▶ AIM: Lift out each line of the data that holds "Popover".

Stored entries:
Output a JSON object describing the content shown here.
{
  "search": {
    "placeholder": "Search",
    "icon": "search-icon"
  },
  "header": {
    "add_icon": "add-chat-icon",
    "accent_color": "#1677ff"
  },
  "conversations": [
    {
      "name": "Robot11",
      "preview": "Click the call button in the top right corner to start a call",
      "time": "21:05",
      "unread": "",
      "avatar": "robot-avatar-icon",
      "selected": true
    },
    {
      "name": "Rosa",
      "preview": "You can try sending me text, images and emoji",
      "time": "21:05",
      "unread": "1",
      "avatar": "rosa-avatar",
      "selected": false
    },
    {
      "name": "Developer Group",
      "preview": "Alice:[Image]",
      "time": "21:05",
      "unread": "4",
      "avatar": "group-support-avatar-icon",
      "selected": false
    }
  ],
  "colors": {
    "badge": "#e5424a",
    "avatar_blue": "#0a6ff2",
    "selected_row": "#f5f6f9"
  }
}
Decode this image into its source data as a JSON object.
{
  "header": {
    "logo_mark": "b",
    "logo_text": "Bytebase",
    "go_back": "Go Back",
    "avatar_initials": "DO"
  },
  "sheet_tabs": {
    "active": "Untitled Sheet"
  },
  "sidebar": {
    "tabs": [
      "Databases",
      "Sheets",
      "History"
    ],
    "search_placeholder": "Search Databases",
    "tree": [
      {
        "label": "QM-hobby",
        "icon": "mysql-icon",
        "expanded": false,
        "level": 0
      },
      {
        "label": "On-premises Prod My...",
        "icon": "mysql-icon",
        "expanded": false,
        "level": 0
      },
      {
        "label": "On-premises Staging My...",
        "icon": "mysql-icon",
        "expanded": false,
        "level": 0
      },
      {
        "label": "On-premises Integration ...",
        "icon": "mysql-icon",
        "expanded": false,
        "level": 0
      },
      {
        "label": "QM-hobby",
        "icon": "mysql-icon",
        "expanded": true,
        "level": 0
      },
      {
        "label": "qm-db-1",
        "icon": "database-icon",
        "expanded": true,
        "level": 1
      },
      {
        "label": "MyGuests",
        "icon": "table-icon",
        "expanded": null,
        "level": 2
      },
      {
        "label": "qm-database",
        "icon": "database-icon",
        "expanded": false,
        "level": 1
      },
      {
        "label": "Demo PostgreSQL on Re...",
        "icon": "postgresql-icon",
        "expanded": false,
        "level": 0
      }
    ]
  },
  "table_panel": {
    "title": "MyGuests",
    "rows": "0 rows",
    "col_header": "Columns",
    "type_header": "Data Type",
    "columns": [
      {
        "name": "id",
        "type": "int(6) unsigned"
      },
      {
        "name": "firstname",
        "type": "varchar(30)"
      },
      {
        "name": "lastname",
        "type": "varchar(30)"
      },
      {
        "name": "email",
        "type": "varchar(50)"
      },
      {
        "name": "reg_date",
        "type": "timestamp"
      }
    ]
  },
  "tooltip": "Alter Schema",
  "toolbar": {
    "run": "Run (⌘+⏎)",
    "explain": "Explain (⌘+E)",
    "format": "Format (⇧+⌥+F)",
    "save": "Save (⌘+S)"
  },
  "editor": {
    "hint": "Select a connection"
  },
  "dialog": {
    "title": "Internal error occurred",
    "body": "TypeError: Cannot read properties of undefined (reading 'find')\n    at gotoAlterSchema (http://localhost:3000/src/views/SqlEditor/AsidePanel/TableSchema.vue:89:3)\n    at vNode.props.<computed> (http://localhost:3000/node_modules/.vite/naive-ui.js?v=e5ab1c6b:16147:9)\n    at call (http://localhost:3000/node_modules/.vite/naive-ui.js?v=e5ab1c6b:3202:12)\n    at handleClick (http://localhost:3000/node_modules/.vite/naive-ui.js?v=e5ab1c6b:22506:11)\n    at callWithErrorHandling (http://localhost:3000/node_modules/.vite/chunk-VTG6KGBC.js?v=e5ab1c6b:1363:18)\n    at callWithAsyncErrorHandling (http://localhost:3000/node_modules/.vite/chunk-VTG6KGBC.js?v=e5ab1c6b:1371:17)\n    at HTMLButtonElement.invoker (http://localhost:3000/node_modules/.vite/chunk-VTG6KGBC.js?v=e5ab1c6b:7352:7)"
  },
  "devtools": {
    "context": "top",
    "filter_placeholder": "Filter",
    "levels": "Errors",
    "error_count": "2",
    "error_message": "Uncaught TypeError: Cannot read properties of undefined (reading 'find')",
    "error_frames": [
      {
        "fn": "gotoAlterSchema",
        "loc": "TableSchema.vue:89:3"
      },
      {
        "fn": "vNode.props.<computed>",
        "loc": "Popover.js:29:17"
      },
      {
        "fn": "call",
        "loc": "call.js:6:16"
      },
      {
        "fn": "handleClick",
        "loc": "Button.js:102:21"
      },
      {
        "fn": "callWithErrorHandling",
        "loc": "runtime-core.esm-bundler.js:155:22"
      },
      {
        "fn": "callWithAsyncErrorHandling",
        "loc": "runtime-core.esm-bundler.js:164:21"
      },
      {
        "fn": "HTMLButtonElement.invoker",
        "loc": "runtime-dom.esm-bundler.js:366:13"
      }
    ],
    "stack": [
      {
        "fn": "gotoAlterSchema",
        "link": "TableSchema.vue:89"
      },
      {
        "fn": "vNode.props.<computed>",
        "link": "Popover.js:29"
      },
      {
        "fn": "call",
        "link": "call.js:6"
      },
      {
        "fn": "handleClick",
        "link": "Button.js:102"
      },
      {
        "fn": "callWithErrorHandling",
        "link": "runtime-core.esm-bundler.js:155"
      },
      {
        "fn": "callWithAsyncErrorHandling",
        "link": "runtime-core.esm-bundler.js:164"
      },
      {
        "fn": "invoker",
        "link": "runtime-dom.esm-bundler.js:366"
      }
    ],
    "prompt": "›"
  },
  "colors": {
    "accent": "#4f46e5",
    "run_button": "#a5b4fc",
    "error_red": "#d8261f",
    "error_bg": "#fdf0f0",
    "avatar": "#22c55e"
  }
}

▶ RESPONSE FOR THIS EXERCISE:
        "loc": "Popover.js:29:17"
        "link": "Popover.js:29"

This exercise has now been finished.